- [TASK GOAL]: Set the data down again, exactly as it reads, but without the pictures.

- [GIVEN DATA]:
——————
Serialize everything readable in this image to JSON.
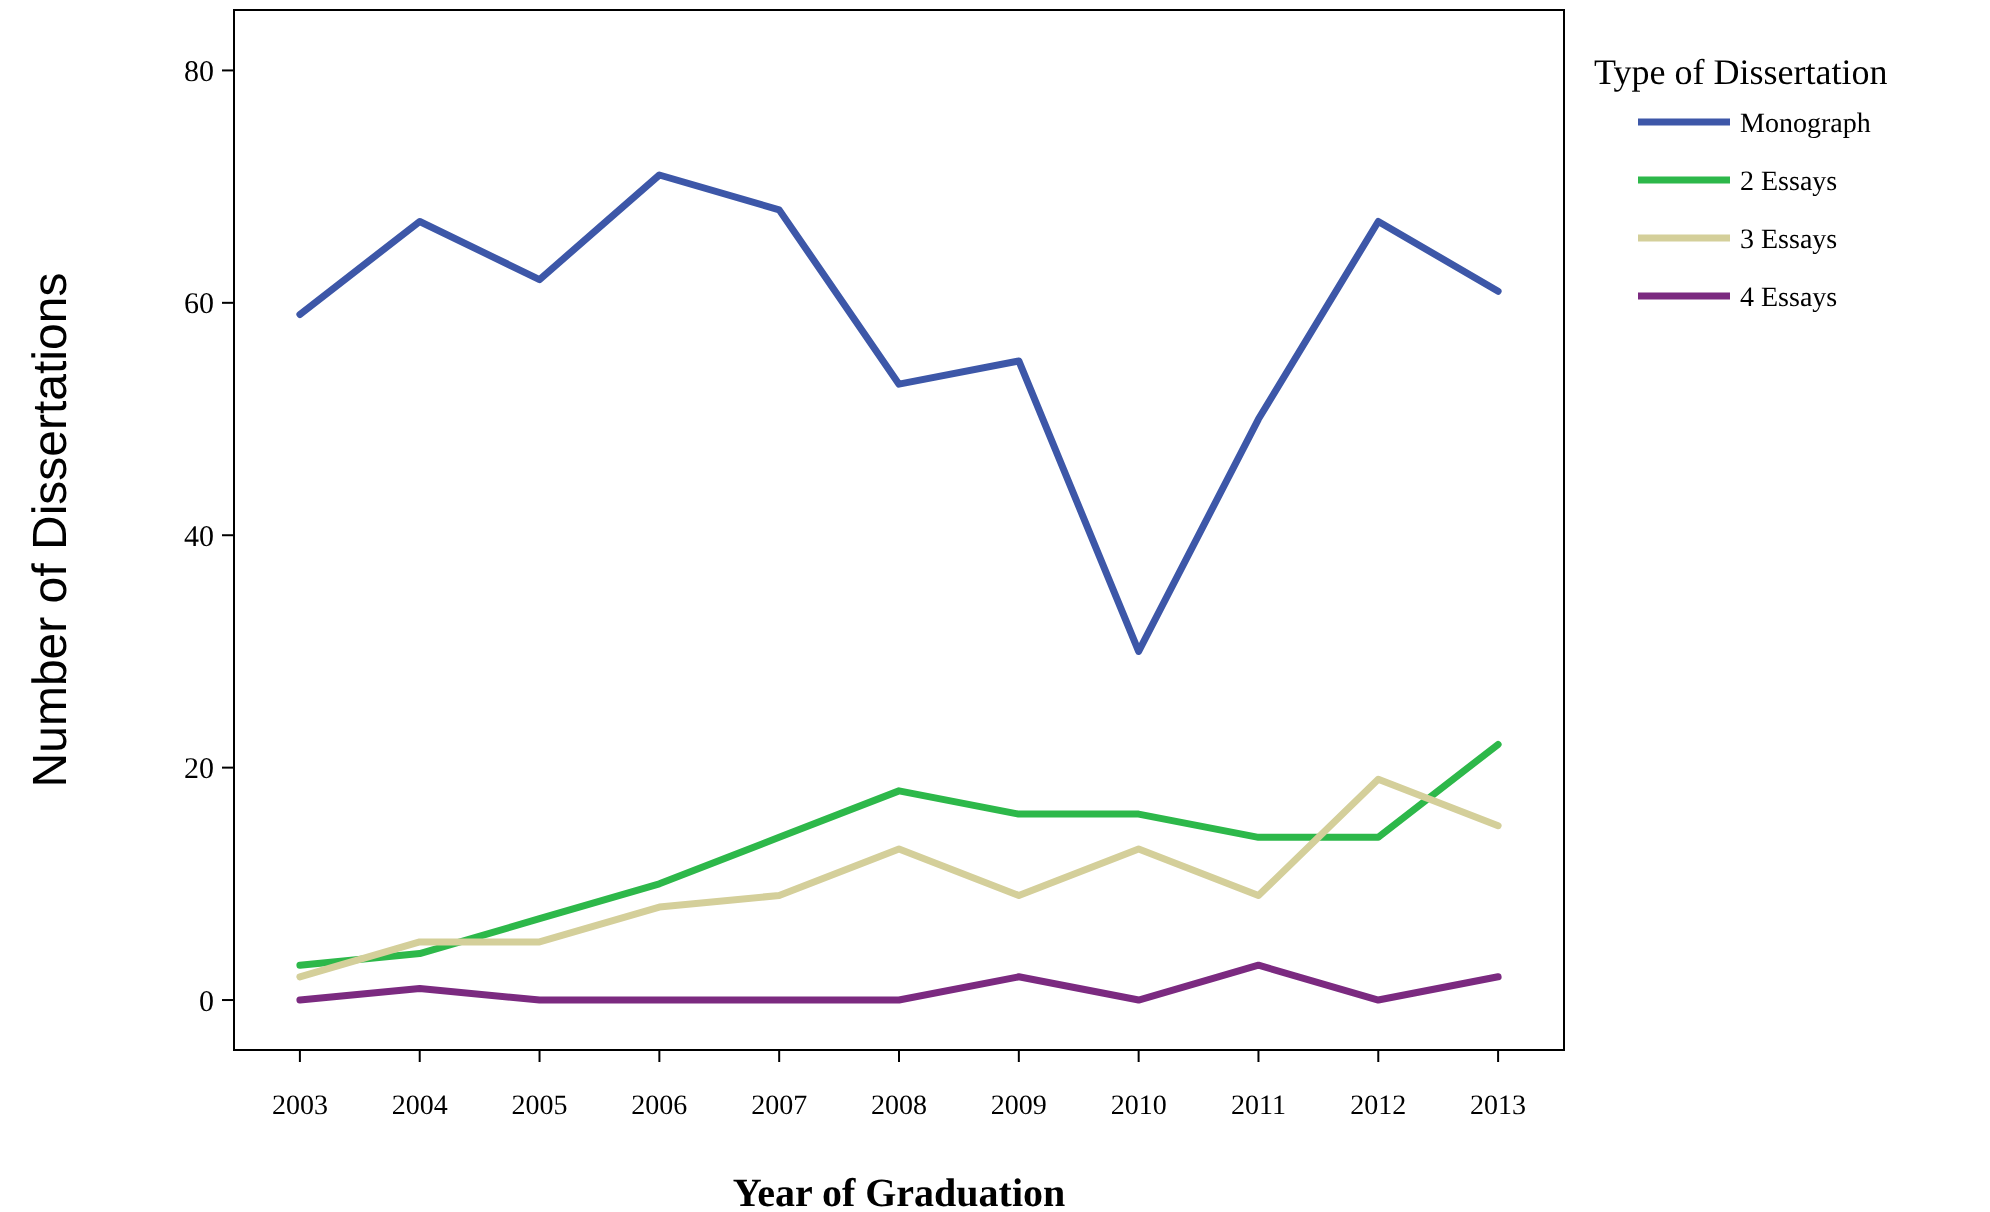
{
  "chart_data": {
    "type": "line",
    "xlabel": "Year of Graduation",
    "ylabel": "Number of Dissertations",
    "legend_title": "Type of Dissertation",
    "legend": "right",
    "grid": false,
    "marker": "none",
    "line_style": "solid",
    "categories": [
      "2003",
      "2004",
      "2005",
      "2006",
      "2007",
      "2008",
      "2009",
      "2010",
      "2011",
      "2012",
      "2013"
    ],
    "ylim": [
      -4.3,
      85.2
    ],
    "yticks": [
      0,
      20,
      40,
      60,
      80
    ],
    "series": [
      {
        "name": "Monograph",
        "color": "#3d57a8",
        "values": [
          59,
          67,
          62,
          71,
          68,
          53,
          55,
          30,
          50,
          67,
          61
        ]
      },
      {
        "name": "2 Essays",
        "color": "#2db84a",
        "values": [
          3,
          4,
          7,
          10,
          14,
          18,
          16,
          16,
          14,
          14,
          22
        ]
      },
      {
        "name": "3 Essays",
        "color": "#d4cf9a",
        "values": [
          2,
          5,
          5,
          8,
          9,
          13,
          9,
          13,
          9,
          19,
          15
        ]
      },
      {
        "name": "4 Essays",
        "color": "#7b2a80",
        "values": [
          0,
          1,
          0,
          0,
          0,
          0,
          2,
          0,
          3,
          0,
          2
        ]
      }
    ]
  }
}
——————
- [RESPONSE TO THIS EXERCISE]:
Serialize everything readable in this image to JSON.
{
  "chart_data": {
    "type": "line",
    "xlabel": "Year of Graduation",
    "ylabel": "Number of Dissertations",
    "legend_title": "Type of Dissertation",
    "legend": "right",
    "grid": false,
    "marker": "none",
    "line_style": "solid",
    "categories": [
      "2003",
      "2004",
      "2005",
      "2006",
      "2007",
      "2008",
      "2009",
      "2010",
      "2011",
      "2012",
      "2013"
    ],
    "ylim": [
      -4.3,
      85.2
    ],
    "yticks": [
      0,
      20,
      40,
      60,
      80
    ],
    "series": [
      {
        "name": "Monograph",
        "color": "#3d57a8",
        "values": [
          59,
          67,
          62,
          71,
          68,
          53,
          55,
          30,
          50,
          67,
          61
        ]
      },
      {
        "name": "2 Essays",
        "color": "#2db84a",
        "values": [
          3,
          4,
          7,
          10,
          14,
          18,
          16,
          16,
          14,
          14,
          22
        ]
      },
      {
        "name": "3 Essays",
        "color": "#d4cf9a",
        "values": [
          2,
          5,
          5,
          8,
          9,
          13,
          9,
          13,
          9,
          19,
          15
        ]
      },
      {
        "name": "4 Essays",
        "color": "#7b2a80",
        "values": [
          0,
          1,
          0,
          0,
          0,
          0,
          2,
          0,
          3,
          0,
          2
        ]
      }
    ]
  }
}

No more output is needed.